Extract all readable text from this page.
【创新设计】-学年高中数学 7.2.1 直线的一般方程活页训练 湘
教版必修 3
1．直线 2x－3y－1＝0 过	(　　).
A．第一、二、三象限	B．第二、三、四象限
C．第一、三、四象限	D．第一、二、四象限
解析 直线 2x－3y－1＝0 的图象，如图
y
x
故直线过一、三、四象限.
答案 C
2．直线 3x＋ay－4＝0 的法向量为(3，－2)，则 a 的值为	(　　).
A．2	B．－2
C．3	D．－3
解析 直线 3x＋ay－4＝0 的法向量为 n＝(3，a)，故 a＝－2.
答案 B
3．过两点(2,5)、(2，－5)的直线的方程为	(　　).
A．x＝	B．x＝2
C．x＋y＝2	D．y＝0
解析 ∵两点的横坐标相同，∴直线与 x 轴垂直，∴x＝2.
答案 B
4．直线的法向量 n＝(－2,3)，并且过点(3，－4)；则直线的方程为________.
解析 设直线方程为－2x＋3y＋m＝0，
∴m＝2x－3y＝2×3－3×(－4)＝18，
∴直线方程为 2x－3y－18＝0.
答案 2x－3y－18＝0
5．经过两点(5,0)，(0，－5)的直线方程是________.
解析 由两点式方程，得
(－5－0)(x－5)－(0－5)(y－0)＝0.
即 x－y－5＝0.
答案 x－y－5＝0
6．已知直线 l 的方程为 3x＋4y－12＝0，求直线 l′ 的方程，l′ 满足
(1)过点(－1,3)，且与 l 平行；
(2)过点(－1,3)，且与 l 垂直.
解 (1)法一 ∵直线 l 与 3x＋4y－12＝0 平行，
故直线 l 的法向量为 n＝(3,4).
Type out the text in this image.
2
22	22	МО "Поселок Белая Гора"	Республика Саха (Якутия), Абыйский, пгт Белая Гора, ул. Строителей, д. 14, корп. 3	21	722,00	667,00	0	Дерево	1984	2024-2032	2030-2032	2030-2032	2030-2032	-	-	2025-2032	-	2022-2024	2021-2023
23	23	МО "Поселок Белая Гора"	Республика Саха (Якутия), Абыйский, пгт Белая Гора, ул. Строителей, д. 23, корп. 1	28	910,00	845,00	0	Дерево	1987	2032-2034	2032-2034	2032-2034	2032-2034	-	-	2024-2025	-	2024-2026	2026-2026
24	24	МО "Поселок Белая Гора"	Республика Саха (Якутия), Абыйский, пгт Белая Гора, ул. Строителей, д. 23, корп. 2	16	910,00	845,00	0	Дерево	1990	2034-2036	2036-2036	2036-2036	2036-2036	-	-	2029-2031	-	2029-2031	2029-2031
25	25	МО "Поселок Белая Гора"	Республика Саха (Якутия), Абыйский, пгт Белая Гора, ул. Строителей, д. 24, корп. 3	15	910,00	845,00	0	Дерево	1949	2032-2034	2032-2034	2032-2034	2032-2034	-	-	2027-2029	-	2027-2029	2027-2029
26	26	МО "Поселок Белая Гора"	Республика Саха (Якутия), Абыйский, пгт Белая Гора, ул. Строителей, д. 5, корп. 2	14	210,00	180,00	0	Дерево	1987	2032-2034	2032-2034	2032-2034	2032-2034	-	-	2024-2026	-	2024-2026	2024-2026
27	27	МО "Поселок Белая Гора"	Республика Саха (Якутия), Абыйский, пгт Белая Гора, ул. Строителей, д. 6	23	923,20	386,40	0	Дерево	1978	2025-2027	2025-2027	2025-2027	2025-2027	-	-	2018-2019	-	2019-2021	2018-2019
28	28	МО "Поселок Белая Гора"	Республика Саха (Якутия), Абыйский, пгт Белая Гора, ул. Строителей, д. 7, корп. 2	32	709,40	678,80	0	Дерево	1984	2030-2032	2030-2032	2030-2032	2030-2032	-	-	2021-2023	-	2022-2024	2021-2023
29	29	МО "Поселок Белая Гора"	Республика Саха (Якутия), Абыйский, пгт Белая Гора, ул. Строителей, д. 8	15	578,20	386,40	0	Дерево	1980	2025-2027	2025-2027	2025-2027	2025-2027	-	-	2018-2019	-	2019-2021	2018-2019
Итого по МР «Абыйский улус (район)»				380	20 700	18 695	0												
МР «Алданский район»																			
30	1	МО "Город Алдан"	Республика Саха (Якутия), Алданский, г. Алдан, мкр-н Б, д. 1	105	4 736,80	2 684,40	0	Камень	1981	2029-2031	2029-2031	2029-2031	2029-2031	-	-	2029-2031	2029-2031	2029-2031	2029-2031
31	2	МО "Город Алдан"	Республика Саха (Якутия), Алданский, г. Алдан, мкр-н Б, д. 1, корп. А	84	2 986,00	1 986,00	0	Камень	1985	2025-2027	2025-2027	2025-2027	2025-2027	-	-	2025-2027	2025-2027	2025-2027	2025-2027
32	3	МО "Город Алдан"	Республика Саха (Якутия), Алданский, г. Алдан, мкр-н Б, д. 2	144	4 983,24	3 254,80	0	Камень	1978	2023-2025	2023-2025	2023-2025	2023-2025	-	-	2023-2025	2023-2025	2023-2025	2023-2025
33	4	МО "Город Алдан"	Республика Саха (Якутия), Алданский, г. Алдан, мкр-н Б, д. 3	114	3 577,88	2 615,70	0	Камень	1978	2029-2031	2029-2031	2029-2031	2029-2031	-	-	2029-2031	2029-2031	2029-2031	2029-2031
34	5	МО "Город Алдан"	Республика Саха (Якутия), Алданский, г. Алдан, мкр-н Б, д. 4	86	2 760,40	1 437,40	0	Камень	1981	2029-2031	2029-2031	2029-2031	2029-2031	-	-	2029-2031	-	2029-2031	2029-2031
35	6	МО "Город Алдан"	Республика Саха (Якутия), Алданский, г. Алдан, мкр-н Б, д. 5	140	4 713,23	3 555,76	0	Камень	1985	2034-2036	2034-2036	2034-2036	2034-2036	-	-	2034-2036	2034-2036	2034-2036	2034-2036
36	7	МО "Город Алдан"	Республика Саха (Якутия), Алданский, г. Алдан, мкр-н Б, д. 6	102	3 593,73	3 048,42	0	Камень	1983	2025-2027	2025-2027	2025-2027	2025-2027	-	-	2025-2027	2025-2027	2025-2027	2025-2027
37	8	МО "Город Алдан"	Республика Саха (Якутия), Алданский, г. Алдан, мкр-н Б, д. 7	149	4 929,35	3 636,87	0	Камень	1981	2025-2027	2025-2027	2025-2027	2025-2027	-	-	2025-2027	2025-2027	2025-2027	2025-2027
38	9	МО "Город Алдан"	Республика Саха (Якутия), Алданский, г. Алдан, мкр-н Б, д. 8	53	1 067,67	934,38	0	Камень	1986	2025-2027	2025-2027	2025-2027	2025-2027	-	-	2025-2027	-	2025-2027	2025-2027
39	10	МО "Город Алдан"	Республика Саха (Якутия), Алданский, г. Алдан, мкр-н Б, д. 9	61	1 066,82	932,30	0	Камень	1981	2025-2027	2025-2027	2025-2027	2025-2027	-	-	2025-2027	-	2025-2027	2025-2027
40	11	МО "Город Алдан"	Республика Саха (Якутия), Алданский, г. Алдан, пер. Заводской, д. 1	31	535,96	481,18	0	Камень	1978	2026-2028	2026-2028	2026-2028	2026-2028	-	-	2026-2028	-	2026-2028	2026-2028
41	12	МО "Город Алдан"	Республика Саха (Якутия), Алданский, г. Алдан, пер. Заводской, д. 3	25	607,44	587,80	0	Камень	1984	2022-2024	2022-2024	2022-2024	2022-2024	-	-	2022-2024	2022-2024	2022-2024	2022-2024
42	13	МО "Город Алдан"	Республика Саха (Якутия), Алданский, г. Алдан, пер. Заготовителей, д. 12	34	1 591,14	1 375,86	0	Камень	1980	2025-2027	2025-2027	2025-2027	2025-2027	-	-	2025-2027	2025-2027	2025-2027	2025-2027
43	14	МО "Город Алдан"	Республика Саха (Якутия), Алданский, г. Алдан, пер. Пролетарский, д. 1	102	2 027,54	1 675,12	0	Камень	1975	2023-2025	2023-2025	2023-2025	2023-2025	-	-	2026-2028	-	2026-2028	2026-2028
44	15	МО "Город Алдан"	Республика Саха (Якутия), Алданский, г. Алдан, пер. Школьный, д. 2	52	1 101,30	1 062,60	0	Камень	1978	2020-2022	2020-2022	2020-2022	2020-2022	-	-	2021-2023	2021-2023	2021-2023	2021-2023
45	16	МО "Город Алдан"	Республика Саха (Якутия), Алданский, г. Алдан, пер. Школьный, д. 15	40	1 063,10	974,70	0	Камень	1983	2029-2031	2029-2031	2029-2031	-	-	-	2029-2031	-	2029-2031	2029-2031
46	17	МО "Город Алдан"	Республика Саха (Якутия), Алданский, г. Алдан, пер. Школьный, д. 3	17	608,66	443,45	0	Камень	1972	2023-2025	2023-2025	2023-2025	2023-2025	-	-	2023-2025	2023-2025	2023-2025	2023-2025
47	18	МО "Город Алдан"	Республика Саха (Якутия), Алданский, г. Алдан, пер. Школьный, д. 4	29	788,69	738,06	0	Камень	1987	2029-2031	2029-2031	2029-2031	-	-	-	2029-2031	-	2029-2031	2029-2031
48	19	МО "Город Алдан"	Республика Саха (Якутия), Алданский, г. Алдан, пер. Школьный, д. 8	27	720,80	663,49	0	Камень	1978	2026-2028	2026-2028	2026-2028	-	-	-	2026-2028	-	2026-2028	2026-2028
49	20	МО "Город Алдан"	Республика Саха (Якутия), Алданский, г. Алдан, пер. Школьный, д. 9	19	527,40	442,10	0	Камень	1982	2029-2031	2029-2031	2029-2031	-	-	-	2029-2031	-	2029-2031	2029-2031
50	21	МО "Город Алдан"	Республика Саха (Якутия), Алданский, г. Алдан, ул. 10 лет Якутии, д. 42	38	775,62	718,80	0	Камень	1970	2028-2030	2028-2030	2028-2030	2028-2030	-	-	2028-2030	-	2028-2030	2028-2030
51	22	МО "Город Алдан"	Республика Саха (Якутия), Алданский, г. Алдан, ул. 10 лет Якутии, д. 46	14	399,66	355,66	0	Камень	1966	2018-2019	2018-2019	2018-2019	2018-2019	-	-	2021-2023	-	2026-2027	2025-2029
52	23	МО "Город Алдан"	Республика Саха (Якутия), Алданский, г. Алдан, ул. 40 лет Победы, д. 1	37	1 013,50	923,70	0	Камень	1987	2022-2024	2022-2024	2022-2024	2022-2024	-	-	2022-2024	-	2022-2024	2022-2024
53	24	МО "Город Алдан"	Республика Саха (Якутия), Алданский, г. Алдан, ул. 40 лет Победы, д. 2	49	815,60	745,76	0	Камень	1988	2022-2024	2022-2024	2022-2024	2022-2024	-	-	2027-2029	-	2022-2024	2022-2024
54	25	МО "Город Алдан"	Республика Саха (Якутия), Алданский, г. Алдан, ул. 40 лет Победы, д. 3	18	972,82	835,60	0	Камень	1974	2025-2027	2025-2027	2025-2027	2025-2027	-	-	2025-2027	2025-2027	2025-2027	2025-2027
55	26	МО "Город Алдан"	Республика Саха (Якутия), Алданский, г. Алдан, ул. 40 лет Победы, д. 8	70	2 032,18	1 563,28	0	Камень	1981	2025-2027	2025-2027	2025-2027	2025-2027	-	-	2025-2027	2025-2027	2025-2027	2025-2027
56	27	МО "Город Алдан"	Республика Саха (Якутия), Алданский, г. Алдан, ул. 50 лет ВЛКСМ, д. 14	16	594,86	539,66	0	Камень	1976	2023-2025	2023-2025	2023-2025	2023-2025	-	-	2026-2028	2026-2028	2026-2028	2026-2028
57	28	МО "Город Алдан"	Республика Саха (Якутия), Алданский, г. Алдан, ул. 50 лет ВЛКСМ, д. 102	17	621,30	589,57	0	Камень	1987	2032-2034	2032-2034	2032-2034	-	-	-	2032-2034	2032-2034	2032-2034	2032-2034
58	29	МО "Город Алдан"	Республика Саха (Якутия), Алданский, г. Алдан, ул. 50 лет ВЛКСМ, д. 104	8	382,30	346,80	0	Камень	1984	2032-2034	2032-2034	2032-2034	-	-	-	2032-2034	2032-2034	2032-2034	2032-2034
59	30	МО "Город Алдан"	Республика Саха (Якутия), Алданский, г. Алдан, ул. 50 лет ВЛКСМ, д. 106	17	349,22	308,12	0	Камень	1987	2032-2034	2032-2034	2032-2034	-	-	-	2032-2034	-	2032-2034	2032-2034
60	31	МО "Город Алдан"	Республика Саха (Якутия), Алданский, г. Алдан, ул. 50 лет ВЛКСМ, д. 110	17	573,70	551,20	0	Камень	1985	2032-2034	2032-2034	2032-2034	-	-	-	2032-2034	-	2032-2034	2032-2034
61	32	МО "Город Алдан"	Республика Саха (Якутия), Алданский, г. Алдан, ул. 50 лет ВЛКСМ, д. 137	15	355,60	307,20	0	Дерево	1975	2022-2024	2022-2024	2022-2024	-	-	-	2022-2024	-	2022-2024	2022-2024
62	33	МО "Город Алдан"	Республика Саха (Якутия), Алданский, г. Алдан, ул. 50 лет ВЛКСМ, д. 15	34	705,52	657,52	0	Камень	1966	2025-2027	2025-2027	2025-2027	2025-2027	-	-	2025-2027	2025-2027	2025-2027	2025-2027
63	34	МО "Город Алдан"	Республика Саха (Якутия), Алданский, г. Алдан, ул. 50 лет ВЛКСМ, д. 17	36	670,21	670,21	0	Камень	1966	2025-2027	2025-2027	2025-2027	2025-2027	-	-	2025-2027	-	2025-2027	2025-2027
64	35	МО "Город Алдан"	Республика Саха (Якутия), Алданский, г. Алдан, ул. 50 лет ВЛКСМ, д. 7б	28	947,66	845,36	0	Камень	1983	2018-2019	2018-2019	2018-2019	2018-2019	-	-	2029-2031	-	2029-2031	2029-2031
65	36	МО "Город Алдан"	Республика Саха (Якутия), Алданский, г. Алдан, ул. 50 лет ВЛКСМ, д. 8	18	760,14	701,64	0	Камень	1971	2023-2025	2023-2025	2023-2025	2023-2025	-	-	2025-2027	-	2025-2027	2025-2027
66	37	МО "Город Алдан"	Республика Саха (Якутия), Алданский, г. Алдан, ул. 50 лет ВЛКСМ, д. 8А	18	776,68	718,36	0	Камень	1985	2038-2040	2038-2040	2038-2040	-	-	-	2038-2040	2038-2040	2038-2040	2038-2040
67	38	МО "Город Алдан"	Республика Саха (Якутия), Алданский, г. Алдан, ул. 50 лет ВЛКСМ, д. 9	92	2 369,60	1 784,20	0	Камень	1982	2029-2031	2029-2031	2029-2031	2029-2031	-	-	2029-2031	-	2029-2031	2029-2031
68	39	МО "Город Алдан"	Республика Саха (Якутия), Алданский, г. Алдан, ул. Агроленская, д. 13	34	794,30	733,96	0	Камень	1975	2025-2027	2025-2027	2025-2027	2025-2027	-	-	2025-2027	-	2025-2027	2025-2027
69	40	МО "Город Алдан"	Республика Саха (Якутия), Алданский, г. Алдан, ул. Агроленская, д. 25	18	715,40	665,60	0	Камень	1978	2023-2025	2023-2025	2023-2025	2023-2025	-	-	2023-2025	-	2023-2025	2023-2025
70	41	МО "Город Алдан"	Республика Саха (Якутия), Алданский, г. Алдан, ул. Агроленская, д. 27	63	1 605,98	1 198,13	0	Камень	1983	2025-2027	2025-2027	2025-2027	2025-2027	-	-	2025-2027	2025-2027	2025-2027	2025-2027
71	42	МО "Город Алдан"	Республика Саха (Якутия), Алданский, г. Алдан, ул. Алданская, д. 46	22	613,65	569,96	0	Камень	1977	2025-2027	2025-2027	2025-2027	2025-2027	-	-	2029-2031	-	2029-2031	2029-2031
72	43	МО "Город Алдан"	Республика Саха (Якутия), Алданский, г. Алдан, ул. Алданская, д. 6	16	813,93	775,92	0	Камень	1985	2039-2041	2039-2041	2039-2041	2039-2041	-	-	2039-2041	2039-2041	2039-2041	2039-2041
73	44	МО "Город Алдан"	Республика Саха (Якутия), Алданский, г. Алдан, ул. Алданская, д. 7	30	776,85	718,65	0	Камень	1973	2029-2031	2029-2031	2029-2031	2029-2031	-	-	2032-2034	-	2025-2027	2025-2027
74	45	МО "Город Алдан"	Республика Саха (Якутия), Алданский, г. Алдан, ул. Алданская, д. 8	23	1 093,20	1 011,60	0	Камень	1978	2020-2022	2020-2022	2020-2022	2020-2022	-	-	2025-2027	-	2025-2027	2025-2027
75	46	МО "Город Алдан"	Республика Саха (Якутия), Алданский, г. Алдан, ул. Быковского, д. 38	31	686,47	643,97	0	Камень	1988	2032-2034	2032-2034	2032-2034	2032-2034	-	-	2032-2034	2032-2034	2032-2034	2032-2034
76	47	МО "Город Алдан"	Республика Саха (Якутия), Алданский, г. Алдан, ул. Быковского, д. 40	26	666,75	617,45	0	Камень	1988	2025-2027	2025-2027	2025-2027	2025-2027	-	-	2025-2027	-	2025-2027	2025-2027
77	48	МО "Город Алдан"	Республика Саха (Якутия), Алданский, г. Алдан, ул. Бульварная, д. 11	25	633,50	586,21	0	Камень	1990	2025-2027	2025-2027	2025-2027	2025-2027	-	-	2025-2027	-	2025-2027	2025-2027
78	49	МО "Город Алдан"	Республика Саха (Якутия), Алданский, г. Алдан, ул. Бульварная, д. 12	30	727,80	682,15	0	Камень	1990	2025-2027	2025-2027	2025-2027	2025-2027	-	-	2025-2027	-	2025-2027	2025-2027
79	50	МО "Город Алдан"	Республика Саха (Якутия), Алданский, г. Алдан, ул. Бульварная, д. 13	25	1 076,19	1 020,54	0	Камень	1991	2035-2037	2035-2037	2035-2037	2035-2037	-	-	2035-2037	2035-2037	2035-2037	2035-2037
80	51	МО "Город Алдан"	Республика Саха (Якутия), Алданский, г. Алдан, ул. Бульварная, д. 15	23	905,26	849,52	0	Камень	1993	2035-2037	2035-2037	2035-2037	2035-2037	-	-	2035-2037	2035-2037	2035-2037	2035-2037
* * * * *
Determine how many lines in the records contain "район", and reply with the number only.

2